Given problem: Check each line of the material below, and copy it if it holds the string "closed".

Extracted information:
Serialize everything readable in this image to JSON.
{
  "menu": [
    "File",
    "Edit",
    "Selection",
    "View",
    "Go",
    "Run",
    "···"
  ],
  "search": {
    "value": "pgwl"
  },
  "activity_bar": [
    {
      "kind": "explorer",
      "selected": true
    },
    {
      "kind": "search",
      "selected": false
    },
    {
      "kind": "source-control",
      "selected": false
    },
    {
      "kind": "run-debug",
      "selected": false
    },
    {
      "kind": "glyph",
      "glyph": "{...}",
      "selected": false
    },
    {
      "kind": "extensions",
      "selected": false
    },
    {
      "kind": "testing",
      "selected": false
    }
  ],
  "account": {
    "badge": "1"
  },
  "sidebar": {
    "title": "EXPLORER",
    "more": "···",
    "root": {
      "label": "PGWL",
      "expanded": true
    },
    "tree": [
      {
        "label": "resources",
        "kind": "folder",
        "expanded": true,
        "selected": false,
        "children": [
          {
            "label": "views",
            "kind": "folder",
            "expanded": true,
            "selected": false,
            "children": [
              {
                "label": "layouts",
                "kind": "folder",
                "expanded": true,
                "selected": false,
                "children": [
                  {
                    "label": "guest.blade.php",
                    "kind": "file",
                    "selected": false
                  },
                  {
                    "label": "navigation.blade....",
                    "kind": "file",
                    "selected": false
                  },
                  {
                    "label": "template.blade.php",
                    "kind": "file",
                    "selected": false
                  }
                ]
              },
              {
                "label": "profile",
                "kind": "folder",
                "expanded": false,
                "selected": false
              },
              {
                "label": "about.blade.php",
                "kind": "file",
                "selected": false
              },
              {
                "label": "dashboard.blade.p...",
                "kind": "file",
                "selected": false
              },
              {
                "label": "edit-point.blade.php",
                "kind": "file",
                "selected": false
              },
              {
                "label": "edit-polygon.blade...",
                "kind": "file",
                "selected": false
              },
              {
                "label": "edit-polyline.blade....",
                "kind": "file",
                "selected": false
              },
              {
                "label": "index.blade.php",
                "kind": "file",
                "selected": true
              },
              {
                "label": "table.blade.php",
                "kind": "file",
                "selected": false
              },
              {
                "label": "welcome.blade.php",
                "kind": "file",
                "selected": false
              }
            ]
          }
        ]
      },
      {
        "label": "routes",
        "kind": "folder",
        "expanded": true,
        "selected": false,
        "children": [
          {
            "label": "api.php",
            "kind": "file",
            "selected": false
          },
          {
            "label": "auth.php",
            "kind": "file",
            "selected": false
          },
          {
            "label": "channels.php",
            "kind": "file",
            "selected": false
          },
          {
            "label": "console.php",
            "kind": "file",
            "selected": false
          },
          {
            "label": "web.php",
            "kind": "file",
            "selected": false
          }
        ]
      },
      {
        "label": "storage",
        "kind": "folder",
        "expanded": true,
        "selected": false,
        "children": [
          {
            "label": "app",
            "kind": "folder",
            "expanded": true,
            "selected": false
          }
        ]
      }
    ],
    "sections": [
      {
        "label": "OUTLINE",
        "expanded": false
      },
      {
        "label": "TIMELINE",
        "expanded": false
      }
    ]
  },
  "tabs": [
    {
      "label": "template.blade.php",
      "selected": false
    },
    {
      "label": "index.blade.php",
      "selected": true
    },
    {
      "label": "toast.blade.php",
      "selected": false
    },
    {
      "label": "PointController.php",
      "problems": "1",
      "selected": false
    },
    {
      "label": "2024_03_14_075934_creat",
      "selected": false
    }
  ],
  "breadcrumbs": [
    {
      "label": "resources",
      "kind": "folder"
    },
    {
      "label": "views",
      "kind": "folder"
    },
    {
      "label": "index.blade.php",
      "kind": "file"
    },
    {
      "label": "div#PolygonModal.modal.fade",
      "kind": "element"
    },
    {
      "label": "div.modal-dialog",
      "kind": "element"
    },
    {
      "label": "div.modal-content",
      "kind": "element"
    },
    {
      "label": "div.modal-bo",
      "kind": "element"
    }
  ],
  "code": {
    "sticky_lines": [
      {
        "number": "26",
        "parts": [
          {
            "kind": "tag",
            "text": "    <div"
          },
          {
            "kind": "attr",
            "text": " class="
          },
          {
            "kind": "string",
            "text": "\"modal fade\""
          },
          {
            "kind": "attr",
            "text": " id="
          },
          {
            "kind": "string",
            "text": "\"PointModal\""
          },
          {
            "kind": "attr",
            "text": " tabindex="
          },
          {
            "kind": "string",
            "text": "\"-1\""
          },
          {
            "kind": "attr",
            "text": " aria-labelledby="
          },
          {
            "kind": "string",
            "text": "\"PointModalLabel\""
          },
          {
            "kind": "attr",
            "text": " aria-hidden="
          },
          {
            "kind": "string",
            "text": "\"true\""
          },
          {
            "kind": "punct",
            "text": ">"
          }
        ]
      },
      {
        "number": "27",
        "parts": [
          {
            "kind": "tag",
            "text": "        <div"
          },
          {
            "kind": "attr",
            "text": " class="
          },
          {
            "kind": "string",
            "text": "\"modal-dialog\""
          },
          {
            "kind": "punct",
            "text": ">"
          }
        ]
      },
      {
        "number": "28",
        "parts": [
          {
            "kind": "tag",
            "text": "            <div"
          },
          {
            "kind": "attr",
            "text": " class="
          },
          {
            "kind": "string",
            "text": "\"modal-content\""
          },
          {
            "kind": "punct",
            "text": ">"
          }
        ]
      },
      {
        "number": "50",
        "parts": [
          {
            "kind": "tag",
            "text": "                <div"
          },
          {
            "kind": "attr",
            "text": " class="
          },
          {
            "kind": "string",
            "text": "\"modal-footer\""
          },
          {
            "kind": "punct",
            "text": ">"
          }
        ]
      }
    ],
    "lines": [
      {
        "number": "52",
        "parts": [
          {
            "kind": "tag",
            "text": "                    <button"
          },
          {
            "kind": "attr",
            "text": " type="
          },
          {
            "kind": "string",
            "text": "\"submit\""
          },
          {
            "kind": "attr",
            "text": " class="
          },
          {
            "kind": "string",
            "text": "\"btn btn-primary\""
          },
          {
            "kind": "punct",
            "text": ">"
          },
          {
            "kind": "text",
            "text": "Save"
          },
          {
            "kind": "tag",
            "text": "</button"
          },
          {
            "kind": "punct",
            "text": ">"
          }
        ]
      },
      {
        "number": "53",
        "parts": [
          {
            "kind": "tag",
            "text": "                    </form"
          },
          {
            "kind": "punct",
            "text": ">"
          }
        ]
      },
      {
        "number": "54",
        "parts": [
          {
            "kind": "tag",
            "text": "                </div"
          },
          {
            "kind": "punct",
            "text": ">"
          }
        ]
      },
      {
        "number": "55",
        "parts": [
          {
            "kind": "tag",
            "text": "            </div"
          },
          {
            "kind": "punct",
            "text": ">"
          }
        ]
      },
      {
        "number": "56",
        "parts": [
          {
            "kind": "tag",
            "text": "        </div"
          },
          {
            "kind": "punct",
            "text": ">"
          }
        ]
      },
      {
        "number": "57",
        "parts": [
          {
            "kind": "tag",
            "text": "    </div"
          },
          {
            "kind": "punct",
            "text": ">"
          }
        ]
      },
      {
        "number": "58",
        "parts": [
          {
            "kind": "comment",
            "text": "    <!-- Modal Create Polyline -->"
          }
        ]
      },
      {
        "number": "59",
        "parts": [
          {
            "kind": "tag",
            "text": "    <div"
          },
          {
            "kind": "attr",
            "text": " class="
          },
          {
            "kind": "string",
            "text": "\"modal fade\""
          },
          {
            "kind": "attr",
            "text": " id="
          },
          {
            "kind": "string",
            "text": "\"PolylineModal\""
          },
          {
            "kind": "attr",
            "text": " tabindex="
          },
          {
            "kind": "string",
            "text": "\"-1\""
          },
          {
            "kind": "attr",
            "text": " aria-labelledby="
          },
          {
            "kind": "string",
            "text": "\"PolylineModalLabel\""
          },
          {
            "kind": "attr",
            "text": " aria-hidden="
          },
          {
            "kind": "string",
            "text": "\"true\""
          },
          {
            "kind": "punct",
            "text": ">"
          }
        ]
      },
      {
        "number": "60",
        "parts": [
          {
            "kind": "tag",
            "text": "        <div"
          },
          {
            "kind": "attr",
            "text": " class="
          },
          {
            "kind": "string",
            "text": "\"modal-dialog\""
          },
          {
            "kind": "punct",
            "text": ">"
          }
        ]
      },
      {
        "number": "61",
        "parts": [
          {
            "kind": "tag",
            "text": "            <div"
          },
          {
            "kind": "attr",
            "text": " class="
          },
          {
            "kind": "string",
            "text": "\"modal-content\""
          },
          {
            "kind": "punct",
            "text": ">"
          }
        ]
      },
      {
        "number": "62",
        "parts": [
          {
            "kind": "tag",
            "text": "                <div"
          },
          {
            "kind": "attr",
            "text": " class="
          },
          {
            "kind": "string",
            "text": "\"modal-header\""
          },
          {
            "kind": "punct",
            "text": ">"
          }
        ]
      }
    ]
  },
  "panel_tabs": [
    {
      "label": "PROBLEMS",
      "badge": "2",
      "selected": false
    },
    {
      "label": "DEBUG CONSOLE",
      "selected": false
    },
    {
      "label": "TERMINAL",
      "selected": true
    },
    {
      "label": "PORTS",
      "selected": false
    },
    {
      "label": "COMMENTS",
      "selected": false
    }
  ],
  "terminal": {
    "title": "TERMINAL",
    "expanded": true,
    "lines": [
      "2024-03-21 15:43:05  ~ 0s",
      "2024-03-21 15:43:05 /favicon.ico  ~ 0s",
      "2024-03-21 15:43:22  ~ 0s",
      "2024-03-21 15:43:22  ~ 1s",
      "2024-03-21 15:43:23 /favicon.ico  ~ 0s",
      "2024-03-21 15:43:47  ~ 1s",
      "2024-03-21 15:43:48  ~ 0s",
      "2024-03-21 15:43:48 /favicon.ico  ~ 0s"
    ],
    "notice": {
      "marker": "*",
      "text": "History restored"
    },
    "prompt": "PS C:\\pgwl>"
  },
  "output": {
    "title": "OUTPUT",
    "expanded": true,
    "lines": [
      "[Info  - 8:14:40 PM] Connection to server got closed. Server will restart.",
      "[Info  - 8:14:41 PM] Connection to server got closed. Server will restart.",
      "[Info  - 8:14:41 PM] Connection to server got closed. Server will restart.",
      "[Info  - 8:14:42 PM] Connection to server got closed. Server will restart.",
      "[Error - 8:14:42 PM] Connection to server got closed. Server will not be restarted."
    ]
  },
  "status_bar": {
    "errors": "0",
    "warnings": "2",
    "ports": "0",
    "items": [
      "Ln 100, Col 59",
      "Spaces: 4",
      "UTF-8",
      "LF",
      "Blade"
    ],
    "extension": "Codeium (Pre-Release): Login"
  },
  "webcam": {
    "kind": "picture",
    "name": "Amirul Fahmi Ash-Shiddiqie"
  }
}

Solution to the problem:
      "[Info  - 8:14:40 PM] Connection to server got closed. Server will restart.",
      "[Info  - 8:14:41 PM] Connection to server got closed. Server will restart.",
      "[Info  - 8:14:41 PM] Connection to server got closed. Server will restart.",
      "[Info  - 8:14:42 PM] Connection to server got closed. Server will restart.",
      "[Error - 8:14:42 PM] Connection to server got closed. Server will not be restarted."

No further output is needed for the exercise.